Provided data:

# # # # # # #

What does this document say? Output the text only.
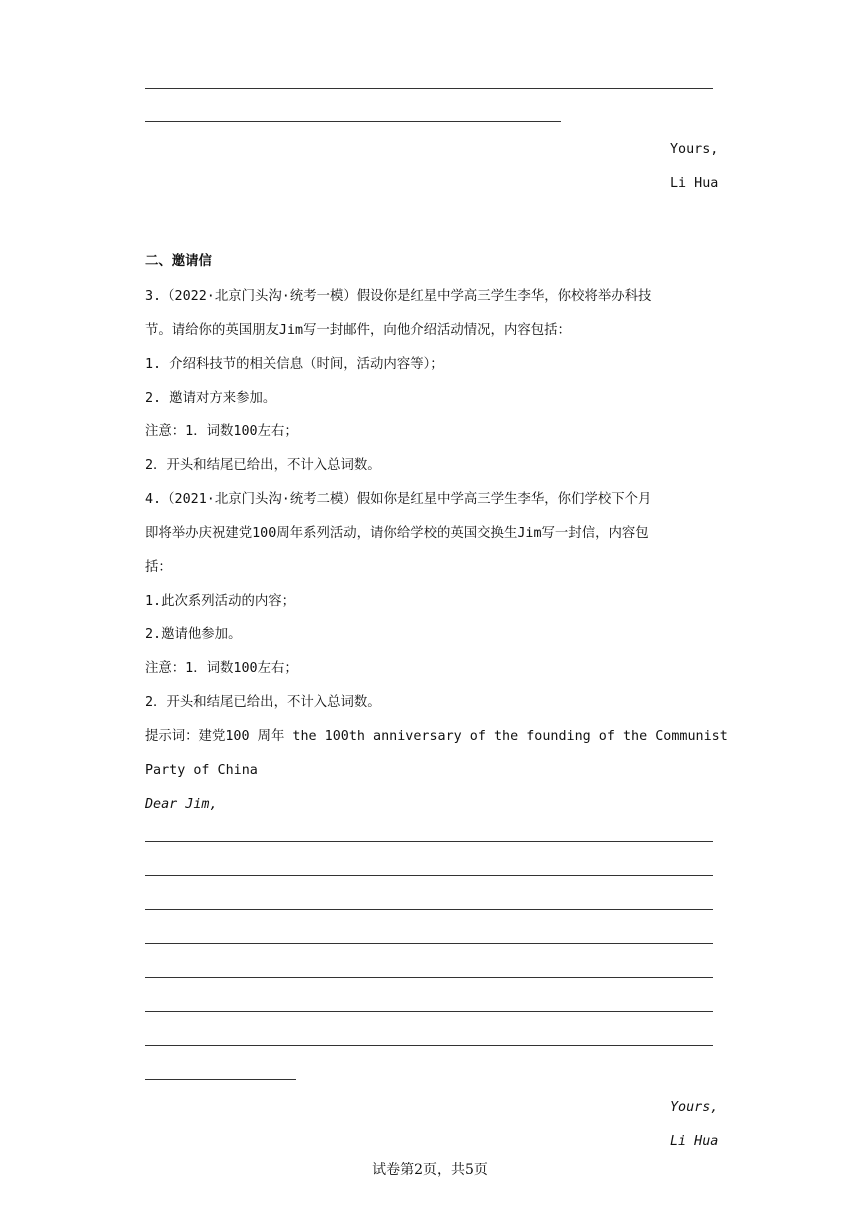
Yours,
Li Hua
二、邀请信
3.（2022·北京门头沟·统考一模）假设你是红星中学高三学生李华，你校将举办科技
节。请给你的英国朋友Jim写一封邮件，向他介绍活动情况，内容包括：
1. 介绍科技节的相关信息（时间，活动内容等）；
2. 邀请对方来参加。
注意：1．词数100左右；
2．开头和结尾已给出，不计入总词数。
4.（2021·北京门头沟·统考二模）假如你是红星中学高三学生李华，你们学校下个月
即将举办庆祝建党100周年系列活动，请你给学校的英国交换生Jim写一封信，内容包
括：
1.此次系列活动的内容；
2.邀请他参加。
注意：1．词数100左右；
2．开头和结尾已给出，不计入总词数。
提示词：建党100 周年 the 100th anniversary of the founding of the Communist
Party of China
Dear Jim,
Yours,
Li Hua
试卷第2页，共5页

# # # # # # #

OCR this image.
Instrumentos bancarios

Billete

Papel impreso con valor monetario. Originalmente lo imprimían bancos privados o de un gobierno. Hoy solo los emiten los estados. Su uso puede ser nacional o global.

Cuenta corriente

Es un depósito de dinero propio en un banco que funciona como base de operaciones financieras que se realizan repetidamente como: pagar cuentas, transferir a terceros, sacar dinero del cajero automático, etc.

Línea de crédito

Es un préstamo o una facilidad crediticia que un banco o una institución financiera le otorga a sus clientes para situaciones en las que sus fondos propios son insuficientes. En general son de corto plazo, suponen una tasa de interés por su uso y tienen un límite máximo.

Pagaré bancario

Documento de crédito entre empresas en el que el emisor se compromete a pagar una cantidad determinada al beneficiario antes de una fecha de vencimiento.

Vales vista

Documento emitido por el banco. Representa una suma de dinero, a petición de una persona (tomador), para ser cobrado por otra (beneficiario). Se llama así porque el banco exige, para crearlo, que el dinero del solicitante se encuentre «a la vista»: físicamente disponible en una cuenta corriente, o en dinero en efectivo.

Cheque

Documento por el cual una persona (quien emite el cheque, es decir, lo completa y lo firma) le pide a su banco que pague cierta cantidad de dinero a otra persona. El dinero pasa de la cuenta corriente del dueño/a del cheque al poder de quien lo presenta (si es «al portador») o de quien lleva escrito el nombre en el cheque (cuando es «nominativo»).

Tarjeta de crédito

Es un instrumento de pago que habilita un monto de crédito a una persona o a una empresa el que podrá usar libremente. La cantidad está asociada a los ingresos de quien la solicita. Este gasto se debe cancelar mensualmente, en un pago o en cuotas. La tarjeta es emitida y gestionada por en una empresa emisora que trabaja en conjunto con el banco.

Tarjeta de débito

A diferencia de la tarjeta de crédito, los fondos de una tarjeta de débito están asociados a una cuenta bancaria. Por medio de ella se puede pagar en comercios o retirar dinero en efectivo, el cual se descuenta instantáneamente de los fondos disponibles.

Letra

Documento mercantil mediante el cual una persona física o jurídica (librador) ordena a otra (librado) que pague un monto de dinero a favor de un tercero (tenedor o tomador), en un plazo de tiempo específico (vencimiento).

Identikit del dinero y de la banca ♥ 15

# # # # # # #

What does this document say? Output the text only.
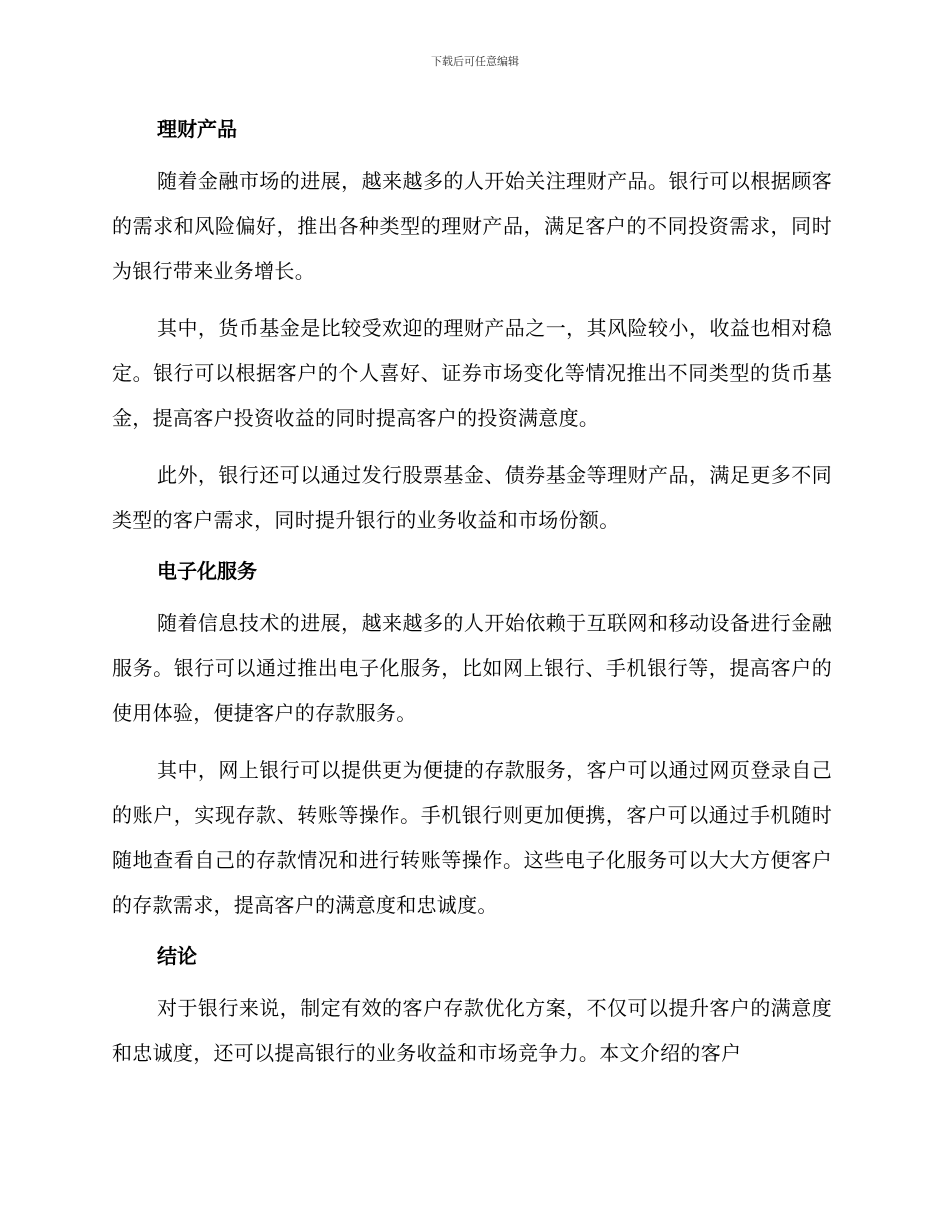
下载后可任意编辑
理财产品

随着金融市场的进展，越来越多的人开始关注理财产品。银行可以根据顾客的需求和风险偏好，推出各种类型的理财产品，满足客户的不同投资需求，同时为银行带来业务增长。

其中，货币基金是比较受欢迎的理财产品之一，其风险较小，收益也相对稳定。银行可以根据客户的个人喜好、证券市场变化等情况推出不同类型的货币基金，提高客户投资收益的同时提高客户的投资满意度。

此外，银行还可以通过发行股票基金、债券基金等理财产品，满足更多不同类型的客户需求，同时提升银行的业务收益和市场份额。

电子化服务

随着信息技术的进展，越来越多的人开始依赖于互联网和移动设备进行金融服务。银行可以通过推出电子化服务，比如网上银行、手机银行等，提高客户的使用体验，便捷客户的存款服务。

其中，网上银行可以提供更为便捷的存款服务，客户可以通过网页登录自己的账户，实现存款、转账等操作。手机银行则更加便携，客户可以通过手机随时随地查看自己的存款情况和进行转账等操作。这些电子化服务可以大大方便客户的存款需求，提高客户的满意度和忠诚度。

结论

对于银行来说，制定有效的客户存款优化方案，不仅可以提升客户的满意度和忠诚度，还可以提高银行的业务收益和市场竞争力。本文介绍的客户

# # # # # # #

Requirements:
Tally up the lines in the preceding listing that contain the string "cantidad". Respond with the number and nothing else.

Complete answer:
3